• _Short task_
Reply with one number: how many lines contain the word "xlabel".

(Dataset entries)
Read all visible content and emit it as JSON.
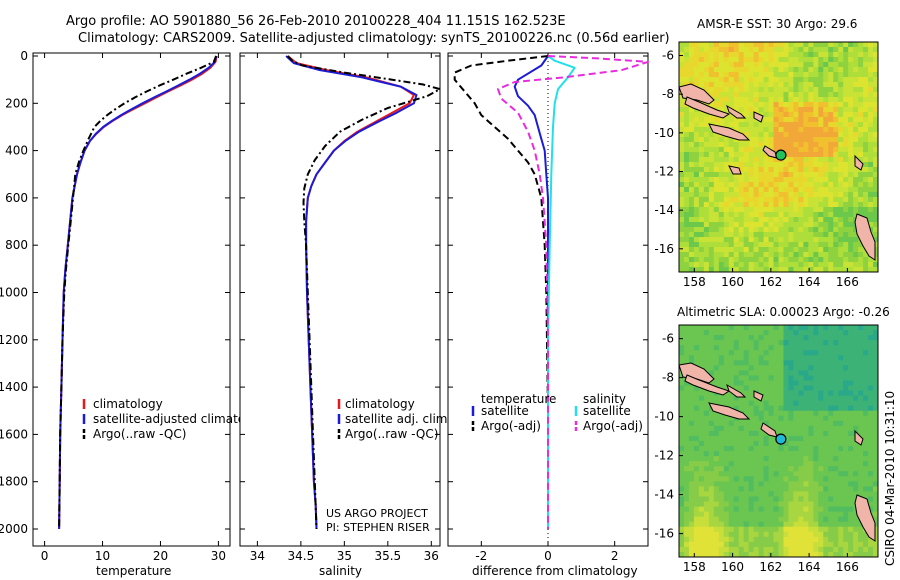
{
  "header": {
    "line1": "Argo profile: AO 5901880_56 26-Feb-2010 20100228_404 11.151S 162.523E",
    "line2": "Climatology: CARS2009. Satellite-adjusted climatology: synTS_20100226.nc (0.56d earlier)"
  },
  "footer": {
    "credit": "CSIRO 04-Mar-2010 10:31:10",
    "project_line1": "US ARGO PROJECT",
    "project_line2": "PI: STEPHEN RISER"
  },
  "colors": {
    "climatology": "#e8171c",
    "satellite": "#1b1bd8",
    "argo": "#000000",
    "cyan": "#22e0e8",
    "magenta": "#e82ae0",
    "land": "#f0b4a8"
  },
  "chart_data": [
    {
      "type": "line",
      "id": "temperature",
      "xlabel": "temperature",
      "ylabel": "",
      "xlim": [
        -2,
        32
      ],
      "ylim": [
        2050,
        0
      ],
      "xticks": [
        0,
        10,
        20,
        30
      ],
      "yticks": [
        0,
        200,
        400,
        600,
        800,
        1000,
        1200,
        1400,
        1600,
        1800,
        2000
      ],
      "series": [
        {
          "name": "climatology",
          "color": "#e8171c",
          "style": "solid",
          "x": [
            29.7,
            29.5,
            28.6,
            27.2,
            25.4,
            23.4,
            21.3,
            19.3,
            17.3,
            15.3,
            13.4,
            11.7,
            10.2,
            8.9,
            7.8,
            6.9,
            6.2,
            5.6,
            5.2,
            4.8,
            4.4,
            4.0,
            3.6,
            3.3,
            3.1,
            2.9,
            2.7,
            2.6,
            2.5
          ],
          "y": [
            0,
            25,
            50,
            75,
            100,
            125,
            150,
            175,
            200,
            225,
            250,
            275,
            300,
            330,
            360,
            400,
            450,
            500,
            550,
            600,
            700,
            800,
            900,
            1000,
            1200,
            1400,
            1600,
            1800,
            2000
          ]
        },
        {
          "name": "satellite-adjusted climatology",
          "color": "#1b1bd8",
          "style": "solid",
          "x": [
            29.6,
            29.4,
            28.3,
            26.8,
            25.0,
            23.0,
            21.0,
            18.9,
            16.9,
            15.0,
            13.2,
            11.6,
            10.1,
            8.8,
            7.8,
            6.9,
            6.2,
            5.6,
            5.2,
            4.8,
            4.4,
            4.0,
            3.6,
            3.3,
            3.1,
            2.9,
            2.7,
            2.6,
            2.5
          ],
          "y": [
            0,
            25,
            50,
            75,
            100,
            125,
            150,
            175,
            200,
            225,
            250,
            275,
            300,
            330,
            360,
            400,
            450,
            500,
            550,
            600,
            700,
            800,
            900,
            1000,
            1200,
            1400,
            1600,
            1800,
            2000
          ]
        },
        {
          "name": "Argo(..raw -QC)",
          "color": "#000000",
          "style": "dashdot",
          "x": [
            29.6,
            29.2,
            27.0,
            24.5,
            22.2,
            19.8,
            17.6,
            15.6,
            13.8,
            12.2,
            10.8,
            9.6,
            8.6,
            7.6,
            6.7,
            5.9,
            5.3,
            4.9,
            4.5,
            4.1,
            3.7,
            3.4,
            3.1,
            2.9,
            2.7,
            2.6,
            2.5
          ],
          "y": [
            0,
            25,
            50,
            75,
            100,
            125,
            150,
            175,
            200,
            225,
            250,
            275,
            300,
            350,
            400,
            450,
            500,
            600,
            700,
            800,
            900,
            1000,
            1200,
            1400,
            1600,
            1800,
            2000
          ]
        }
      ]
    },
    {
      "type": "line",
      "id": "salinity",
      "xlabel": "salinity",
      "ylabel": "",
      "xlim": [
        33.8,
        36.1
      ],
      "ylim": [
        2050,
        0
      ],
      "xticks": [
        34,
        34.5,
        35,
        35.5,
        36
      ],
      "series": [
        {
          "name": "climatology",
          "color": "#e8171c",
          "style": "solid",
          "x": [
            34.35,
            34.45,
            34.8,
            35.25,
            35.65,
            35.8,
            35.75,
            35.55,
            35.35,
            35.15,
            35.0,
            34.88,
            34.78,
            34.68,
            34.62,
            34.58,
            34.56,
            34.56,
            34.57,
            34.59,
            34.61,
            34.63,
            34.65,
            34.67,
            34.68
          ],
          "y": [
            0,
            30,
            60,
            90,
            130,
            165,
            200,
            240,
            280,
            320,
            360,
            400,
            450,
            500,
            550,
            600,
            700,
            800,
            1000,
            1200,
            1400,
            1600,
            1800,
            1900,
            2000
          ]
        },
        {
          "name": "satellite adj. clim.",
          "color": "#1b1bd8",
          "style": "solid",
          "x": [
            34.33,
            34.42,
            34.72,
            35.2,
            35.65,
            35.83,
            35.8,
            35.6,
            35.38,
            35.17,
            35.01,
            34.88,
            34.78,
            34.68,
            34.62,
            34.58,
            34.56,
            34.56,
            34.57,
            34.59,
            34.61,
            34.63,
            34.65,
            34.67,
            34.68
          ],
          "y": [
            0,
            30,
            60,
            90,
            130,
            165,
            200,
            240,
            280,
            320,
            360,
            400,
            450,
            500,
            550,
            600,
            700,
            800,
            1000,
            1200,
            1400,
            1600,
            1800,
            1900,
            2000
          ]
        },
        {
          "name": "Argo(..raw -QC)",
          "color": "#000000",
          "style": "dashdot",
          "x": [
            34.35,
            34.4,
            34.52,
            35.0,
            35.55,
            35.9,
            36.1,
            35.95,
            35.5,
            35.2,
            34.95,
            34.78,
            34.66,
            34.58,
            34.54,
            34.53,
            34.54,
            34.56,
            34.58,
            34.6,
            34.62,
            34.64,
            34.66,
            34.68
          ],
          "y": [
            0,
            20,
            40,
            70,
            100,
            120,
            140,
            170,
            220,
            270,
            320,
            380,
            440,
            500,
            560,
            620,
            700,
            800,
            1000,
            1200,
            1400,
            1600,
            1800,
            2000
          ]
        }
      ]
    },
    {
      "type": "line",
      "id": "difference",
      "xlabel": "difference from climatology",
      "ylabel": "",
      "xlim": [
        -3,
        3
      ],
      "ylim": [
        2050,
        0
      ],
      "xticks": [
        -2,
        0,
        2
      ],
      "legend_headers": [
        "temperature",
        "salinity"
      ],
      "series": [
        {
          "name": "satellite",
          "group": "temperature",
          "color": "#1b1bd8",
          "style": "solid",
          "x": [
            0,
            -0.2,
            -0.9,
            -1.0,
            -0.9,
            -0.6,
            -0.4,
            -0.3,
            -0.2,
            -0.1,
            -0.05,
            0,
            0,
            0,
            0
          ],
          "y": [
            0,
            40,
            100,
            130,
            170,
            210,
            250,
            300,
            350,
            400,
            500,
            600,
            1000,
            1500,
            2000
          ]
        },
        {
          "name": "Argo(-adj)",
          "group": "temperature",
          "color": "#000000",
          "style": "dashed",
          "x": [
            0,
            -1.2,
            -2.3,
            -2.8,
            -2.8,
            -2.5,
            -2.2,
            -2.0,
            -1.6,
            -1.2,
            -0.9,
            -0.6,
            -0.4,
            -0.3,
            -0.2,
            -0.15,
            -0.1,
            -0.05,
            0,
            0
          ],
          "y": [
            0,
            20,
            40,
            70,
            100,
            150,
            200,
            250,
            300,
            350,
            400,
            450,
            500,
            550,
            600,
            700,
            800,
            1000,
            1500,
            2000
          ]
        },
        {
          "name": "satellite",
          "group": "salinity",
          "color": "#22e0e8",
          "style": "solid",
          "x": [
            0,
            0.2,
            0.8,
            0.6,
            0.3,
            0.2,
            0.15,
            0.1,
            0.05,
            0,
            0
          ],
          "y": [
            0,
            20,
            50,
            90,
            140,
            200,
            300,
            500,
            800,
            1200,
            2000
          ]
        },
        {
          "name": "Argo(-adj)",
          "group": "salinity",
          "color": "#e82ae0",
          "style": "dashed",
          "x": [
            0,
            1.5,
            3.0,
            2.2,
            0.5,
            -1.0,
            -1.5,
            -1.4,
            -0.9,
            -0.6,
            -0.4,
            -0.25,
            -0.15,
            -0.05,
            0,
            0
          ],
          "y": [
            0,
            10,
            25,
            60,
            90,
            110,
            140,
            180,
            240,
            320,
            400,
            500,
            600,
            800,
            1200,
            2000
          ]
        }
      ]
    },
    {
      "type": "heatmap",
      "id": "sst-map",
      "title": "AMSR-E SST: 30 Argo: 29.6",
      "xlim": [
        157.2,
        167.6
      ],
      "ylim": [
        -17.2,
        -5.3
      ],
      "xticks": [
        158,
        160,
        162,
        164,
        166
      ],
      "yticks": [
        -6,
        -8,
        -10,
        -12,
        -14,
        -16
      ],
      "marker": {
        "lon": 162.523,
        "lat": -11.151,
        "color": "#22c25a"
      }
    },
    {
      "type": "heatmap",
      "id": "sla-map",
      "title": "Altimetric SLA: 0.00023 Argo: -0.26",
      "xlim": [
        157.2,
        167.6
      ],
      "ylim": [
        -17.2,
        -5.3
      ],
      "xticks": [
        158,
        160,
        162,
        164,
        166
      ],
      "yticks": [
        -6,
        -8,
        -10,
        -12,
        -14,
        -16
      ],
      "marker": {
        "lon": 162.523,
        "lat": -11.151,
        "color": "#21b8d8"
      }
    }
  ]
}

• _Written reply_
3